» Exercise material:
──────────
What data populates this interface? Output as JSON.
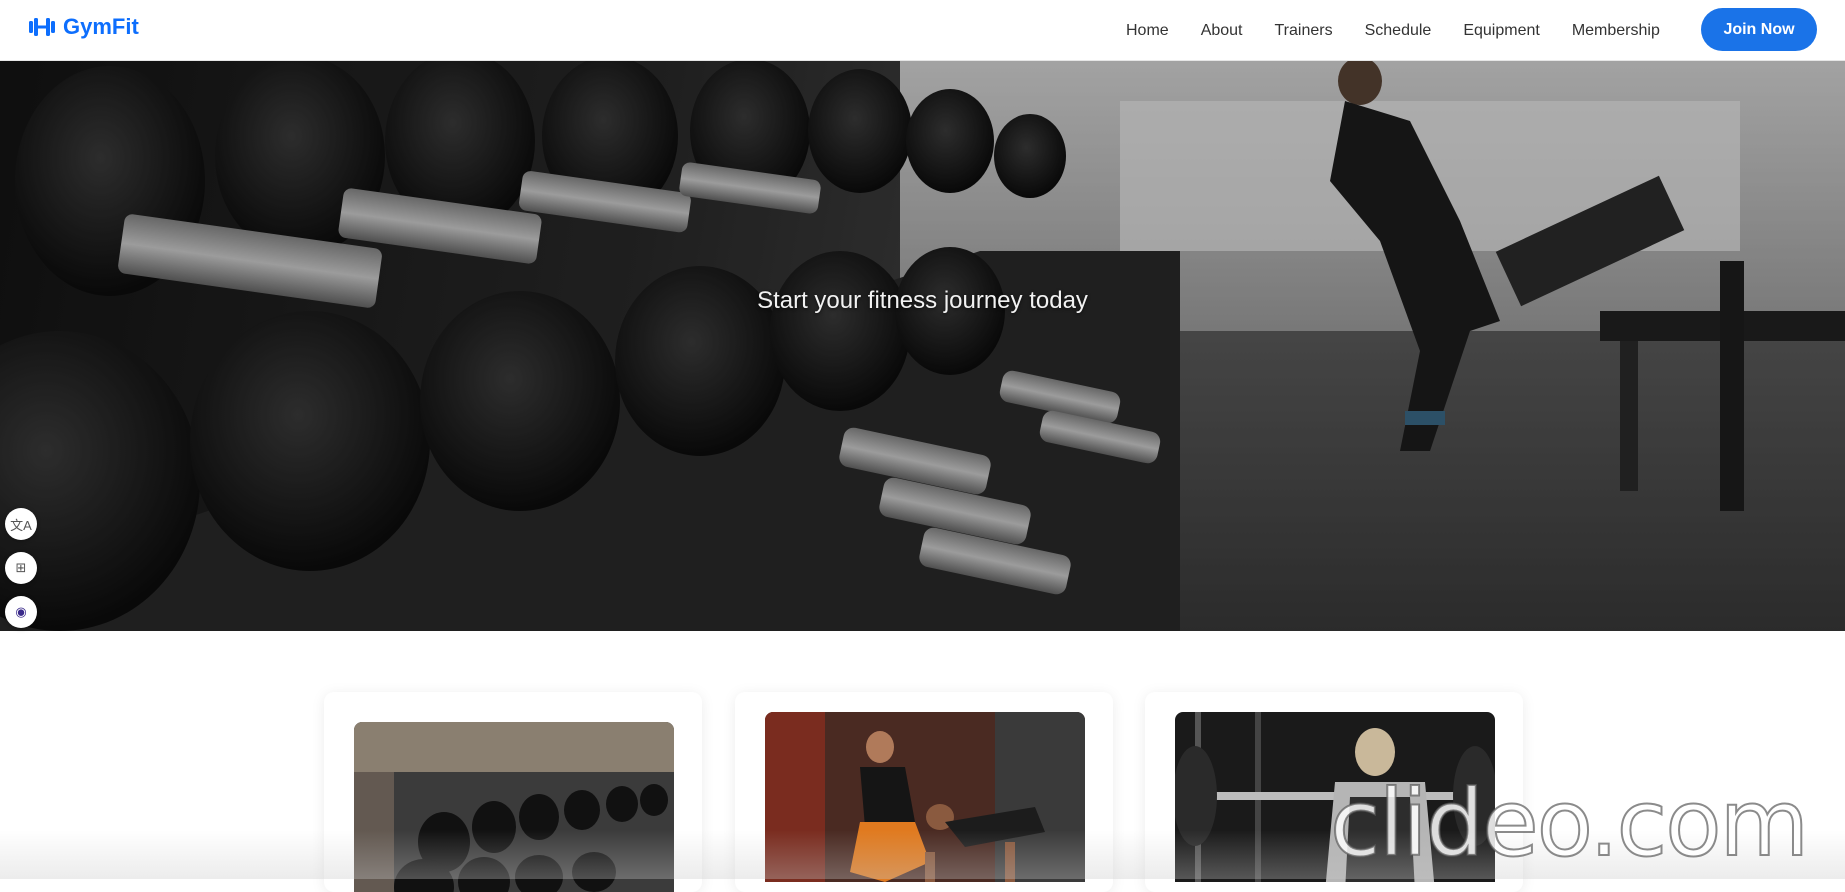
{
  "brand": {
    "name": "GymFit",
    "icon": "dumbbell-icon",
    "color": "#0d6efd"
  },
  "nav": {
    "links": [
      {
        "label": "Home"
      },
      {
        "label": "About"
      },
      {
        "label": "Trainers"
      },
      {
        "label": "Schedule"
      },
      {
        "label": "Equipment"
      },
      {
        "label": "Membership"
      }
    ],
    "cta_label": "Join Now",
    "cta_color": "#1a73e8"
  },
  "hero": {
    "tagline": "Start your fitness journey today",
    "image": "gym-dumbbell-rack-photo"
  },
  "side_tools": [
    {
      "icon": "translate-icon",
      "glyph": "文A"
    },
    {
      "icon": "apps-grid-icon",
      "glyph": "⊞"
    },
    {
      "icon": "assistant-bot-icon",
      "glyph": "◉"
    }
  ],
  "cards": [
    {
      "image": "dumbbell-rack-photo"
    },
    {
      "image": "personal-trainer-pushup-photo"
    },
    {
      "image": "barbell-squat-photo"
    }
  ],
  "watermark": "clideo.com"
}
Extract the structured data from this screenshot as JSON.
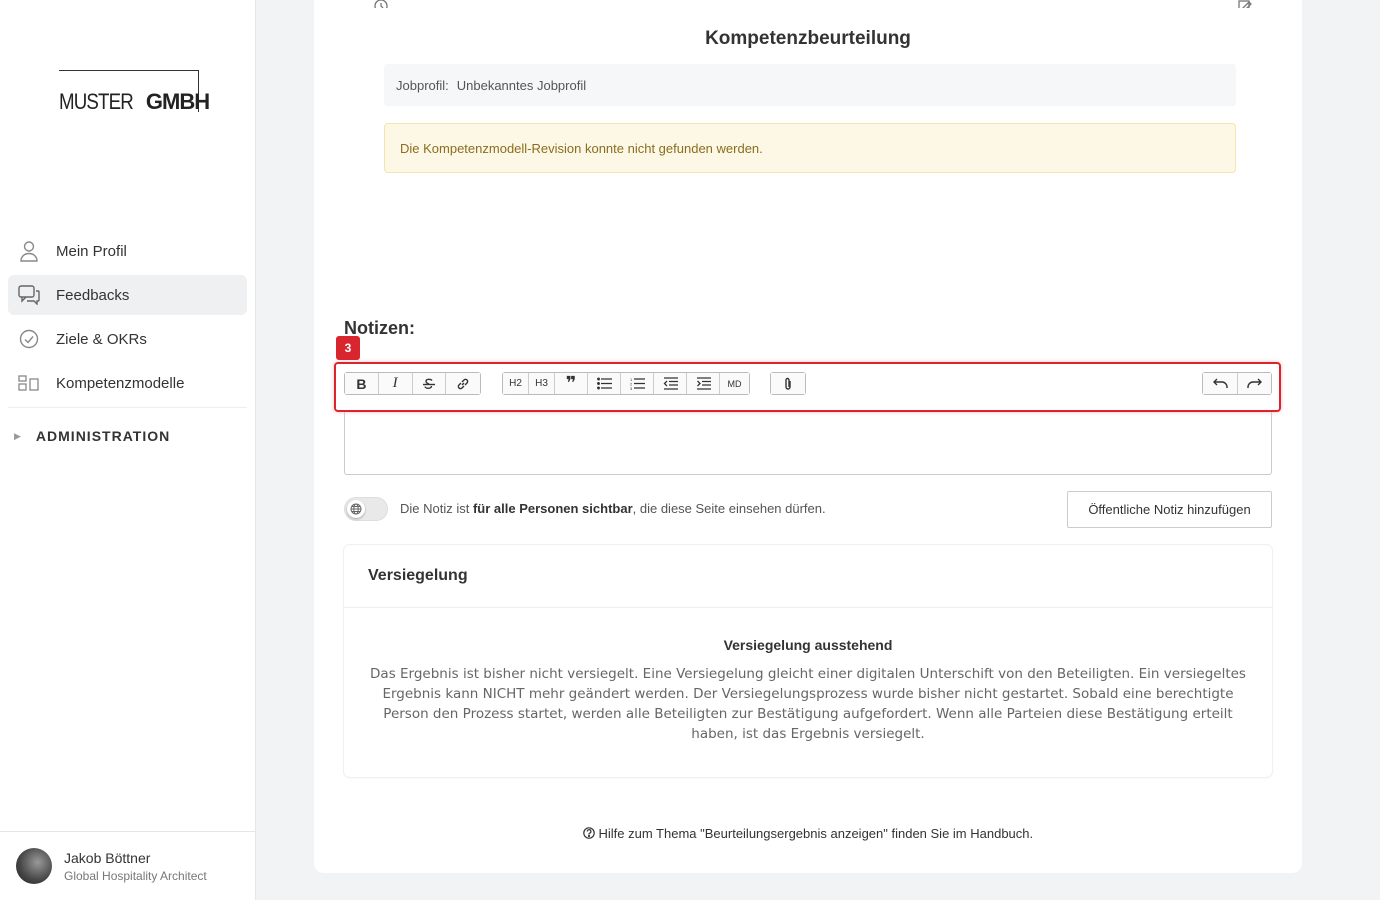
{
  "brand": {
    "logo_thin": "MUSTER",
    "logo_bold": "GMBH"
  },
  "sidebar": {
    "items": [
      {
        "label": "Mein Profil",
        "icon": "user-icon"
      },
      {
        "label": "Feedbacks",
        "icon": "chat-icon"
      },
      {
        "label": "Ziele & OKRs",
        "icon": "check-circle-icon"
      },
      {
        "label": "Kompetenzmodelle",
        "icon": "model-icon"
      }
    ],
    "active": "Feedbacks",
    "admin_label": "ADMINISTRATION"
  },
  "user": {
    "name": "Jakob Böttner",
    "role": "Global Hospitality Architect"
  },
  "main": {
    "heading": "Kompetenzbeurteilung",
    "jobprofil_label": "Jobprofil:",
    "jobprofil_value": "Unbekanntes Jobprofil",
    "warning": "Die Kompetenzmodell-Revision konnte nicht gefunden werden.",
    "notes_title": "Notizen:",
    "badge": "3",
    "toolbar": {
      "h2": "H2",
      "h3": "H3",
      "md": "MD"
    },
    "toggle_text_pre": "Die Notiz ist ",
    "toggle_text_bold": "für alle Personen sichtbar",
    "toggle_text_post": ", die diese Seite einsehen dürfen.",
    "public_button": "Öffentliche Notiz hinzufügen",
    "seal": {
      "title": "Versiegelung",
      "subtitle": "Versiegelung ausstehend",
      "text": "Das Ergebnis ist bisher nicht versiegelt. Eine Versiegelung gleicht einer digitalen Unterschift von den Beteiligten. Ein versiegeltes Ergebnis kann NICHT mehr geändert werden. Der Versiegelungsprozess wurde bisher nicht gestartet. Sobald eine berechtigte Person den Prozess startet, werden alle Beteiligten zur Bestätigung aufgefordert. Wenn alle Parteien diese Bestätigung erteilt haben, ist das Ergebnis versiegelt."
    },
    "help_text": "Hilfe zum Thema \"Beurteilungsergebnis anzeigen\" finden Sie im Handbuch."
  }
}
──────────
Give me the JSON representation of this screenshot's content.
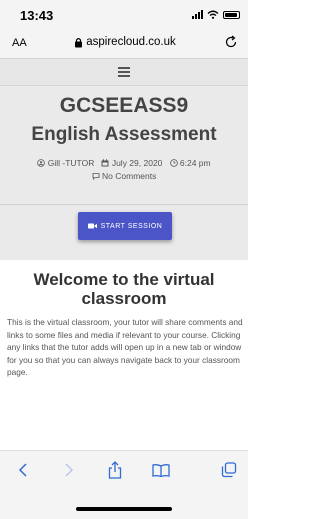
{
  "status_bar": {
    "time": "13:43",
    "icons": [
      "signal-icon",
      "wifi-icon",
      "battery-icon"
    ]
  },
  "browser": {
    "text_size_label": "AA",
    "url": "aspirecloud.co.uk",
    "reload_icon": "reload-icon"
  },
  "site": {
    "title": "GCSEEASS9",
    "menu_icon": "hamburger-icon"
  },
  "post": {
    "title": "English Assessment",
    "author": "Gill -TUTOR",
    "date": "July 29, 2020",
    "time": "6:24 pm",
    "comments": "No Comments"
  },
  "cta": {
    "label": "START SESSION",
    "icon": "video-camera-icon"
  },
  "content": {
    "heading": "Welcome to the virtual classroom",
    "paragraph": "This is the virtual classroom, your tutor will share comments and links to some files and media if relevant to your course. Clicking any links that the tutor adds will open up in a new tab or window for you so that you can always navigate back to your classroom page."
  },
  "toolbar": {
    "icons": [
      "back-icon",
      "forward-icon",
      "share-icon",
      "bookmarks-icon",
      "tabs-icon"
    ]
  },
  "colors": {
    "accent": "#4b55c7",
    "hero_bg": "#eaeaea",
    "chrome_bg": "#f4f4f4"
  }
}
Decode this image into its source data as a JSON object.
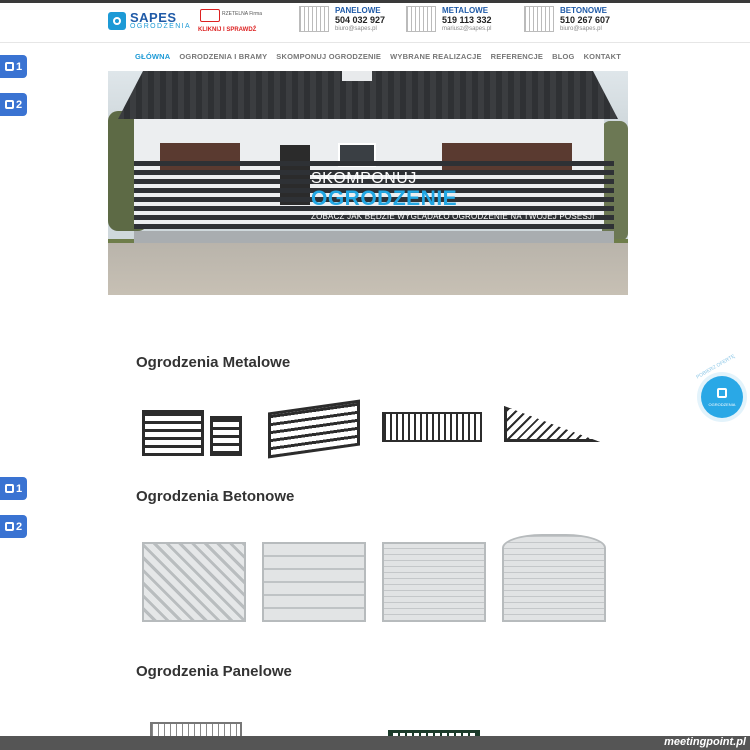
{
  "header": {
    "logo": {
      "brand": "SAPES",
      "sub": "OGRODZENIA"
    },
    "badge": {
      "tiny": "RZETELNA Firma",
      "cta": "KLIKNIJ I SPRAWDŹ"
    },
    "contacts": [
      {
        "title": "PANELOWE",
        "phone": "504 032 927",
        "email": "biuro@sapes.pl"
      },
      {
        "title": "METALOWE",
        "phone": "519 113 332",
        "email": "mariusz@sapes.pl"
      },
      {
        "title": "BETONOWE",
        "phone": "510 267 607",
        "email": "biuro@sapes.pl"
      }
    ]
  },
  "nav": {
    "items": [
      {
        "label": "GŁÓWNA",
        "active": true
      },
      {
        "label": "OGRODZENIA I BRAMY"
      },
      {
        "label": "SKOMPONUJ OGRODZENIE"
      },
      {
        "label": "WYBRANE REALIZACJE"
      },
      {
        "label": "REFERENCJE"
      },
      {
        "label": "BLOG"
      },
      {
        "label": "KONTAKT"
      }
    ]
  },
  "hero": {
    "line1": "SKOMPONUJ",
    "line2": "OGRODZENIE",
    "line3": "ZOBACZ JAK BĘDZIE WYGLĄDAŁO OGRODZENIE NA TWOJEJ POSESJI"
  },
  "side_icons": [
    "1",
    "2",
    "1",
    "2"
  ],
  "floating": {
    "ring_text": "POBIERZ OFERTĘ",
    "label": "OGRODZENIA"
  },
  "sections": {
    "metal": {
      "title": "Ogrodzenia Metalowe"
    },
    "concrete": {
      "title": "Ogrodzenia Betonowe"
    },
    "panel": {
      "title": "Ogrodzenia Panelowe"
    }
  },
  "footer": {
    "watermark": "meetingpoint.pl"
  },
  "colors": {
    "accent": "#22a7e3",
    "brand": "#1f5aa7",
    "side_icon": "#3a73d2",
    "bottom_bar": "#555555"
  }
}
──────────
» Brief:
Search the records above for "alle". Copy each line where it is found.

» Reply:
    "toggle_text_bold": "für alle Personen sichtbar",
      "text": "Das Ergebnis ist bisher nicht versiegelt. Eine Versiegelung gleicht einer digitalen Unterschift von den Beteiligten. Ein versiegeltes Ergebnis kann NICHT mehr geändert werden. Der Versiegelungsprozess wurde bisher nicht gestartet. Sobald eine berechtigte Person den Prozess startet, werden alle Beteiligten zur Bestätigung aufgefordert. Wenn alle Parteien diese Bestätigung erteilt haben, ist das Ergebnis versiegelt."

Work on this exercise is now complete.